##### Extracted material #####

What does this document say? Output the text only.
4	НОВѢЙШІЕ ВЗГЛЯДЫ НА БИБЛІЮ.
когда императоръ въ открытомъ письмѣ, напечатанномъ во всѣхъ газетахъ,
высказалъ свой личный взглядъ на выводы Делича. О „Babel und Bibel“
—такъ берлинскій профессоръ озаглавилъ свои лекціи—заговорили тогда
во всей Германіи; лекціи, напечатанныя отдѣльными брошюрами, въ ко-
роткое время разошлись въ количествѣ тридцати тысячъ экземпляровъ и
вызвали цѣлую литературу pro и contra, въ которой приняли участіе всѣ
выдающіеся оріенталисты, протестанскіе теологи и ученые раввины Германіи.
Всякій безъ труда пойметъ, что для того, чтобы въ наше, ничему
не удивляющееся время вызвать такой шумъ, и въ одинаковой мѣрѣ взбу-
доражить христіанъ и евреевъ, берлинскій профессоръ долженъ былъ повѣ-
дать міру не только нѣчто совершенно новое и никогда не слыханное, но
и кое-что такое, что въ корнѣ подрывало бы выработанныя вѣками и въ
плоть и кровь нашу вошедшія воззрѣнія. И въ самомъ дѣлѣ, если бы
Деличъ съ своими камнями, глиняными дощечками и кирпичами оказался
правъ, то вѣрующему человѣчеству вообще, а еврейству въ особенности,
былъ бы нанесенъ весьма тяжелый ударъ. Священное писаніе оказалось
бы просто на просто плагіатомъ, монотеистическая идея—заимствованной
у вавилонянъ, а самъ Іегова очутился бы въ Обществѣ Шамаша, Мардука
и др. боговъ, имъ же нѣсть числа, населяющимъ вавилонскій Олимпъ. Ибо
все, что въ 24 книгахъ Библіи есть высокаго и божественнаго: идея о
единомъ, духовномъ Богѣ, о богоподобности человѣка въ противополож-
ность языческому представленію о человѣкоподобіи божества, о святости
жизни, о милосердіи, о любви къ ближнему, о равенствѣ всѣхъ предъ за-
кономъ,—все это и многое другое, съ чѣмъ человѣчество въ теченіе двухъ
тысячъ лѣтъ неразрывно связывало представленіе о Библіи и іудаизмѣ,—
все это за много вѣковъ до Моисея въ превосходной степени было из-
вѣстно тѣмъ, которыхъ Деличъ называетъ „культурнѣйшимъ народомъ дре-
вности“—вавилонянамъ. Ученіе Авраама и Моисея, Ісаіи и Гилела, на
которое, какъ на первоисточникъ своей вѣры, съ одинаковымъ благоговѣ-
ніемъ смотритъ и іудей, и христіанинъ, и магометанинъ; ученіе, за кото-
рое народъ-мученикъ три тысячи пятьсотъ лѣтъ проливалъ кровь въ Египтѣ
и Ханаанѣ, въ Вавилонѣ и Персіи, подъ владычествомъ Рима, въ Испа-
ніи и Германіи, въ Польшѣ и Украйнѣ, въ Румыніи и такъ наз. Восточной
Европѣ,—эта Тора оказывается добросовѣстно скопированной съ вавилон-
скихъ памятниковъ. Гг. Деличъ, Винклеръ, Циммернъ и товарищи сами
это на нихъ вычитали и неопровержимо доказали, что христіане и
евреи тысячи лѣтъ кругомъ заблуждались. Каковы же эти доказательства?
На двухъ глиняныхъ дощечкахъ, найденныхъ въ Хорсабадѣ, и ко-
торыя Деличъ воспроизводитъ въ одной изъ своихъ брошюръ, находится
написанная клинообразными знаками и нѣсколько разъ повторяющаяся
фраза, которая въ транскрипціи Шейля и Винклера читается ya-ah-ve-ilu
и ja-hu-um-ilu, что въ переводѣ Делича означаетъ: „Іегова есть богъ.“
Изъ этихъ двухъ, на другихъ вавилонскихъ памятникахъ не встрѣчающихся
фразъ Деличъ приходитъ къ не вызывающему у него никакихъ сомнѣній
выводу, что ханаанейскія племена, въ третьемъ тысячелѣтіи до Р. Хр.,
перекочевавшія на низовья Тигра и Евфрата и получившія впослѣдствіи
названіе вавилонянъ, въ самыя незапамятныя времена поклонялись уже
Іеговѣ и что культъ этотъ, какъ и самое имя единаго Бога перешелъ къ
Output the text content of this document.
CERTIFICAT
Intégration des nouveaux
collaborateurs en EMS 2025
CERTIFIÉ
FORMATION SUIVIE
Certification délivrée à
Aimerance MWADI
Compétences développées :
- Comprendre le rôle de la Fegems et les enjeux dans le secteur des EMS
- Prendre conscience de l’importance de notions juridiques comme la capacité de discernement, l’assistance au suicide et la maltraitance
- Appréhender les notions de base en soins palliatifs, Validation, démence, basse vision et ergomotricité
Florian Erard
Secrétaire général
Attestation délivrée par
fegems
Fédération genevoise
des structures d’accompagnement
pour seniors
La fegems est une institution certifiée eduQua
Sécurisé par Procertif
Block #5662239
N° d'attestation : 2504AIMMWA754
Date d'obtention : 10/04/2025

#####
##### Extracted material #####

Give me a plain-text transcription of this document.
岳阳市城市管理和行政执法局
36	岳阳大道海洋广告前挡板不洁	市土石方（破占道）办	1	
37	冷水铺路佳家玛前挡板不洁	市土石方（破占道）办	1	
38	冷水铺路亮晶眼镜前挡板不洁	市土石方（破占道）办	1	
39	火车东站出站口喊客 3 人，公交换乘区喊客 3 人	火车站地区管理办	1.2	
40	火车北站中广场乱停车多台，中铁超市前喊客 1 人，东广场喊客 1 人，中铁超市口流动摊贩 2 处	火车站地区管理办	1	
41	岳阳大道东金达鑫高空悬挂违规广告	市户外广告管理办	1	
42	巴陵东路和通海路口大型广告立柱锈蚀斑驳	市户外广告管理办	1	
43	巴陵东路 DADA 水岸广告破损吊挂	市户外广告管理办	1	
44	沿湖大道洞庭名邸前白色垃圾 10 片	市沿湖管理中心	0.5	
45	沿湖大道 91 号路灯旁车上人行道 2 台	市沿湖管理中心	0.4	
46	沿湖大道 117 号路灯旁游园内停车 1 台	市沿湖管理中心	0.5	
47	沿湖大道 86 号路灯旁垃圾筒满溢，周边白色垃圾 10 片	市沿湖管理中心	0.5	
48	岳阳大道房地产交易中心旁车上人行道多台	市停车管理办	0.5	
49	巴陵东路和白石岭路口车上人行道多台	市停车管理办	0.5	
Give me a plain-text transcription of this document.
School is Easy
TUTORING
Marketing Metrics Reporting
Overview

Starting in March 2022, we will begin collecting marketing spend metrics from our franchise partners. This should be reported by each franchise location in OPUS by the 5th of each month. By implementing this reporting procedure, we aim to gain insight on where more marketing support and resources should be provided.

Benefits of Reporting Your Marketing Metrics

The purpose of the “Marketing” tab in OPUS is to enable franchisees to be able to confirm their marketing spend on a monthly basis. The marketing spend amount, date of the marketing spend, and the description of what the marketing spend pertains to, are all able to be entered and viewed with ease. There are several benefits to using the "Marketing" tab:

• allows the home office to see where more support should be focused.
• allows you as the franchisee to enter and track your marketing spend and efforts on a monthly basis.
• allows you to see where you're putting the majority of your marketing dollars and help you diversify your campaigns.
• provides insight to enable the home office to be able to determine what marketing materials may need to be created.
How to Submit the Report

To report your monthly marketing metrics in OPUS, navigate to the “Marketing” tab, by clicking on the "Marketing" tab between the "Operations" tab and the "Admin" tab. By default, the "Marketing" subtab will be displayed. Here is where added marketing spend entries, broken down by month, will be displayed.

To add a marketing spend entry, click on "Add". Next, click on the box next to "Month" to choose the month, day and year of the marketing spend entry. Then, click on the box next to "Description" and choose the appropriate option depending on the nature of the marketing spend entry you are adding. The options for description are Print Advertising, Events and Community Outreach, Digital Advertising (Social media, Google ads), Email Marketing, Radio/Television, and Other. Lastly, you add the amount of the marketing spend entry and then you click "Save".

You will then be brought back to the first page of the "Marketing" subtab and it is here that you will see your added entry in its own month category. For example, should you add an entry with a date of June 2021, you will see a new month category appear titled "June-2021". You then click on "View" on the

#####
##### Extracted material #####

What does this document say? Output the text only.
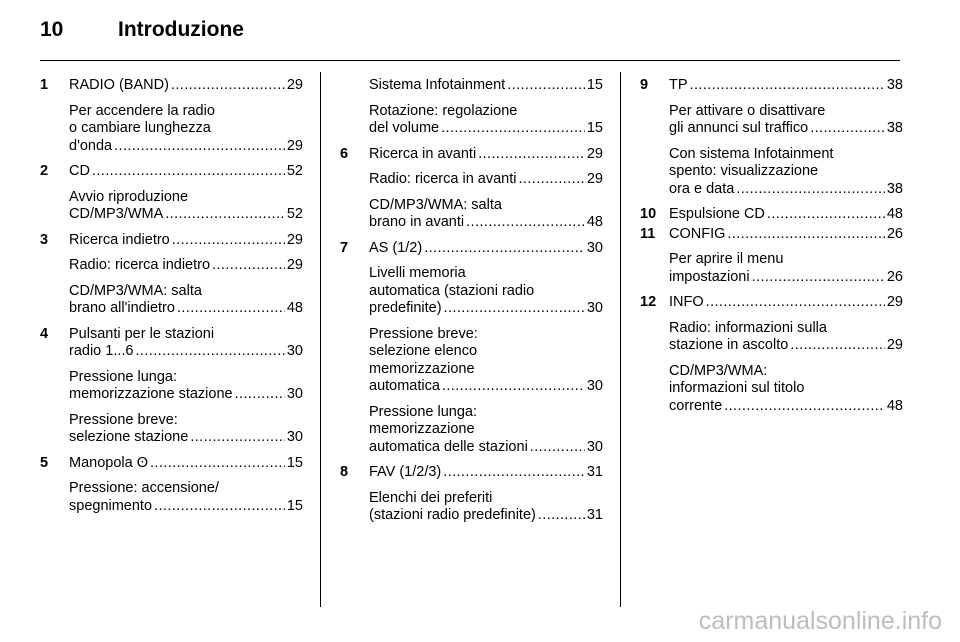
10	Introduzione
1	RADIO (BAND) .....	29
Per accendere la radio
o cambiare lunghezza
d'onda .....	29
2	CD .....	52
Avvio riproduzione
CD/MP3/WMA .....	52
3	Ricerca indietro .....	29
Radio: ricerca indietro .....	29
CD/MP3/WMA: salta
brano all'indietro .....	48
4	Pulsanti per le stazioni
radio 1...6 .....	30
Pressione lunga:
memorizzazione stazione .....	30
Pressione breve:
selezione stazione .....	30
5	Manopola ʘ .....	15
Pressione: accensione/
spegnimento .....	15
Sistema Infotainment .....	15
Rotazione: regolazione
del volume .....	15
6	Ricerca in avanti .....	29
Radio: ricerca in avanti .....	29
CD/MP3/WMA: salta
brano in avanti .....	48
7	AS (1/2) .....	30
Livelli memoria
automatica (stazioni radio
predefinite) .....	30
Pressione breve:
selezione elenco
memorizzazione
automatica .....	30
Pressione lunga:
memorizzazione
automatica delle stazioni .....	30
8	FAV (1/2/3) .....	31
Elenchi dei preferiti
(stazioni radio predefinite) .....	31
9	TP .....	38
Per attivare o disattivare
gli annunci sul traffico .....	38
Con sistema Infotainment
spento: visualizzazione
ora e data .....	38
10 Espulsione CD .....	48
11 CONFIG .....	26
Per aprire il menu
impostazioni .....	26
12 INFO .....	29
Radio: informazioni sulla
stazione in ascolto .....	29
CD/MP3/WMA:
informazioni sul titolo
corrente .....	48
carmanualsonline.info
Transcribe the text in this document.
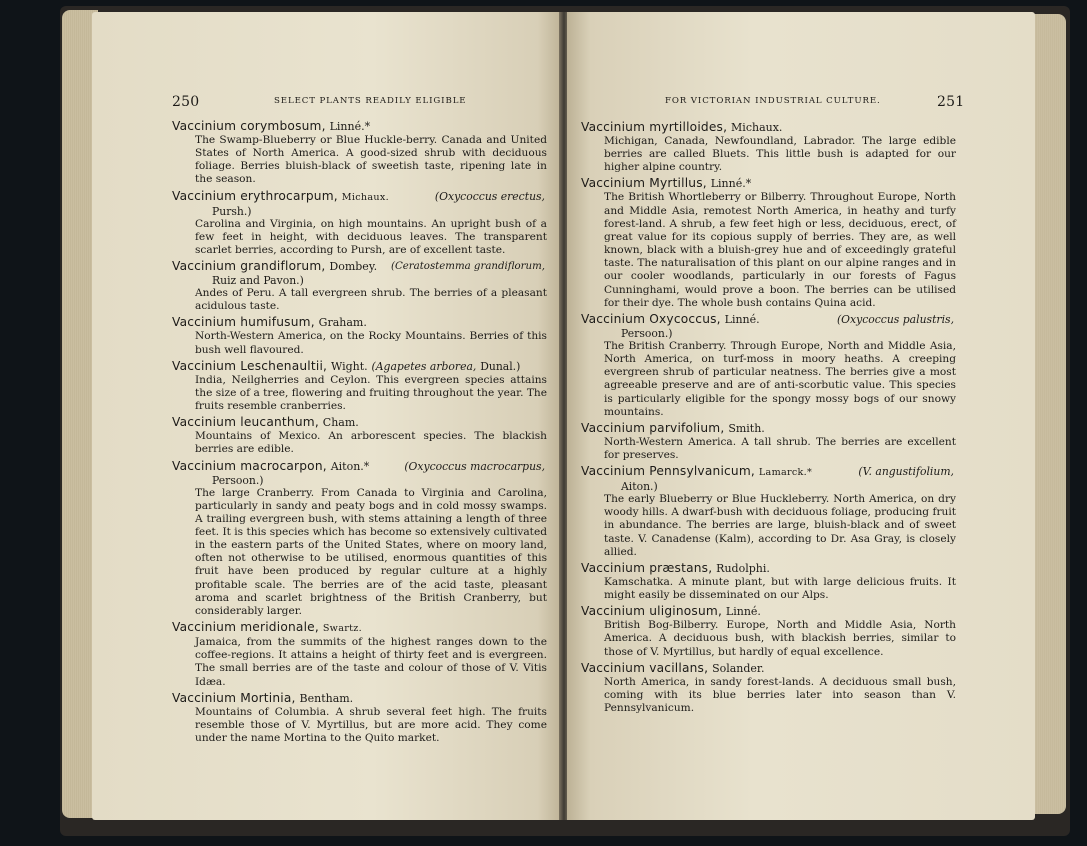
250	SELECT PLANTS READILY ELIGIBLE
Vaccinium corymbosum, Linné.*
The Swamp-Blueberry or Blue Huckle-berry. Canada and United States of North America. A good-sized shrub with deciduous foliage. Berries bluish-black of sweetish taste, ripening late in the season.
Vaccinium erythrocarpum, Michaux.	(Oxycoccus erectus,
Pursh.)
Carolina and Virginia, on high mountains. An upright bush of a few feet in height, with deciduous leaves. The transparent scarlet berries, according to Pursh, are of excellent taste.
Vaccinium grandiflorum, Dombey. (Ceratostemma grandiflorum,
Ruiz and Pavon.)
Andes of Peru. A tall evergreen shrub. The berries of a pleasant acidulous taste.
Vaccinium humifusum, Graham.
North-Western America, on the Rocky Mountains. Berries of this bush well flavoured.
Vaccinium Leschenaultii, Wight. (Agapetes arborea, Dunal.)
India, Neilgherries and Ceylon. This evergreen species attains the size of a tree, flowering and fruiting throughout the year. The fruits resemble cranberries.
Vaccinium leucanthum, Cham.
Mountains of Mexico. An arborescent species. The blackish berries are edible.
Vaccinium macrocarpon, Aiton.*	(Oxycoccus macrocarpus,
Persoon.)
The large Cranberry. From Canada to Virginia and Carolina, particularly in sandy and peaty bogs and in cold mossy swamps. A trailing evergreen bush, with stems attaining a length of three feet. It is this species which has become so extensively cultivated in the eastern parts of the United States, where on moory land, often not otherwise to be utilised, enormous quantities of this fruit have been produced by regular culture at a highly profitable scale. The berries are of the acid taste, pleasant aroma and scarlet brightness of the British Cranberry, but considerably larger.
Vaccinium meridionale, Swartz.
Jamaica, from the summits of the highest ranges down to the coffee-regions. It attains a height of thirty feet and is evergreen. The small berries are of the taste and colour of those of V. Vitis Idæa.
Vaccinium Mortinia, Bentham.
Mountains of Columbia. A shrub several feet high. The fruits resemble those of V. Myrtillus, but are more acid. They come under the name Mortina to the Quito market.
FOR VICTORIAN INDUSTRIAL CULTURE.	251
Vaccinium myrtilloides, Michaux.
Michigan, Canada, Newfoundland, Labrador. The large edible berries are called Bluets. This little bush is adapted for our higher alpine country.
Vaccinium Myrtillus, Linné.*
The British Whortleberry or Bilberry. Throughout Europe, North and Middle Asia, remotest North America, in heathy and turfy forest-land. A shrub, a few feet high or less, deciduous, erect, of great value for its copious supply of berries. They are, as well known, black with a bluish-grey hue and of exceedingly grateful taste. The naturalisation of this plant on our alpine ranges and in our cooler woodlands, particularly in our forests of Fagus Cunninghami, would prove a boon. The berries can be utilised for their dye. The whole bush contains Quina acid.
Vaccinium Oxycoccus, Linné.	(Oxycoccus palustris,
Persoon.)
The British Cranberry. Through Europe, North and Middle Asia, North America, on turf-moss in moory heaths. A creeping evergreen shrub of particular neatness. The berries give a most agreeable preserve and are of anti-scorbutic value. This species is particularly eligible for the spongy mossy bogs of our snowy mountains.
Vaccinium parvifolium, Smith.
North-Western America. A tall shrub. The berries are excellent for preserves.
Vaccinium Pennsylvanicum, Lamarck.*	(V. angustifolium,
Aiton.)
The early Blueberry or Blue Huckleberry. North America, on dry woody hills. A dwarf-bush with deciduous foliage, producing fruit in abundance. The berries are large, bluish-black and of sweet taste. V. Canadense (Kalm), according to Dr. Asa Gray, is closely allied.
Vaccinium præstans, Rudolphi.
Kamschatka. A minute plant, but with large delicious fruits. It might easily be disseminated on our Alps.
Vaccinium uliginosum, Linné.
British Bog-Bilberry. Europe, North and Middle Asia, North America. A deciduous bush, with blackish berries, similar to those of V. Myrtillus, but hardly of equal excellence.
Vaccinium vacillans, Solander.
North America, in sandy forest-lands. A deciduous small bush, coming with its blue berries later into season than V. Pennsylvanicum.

#####

#### To do
A number is the only answer here: how many lines of the material above contain "basis"?

#### Final result
2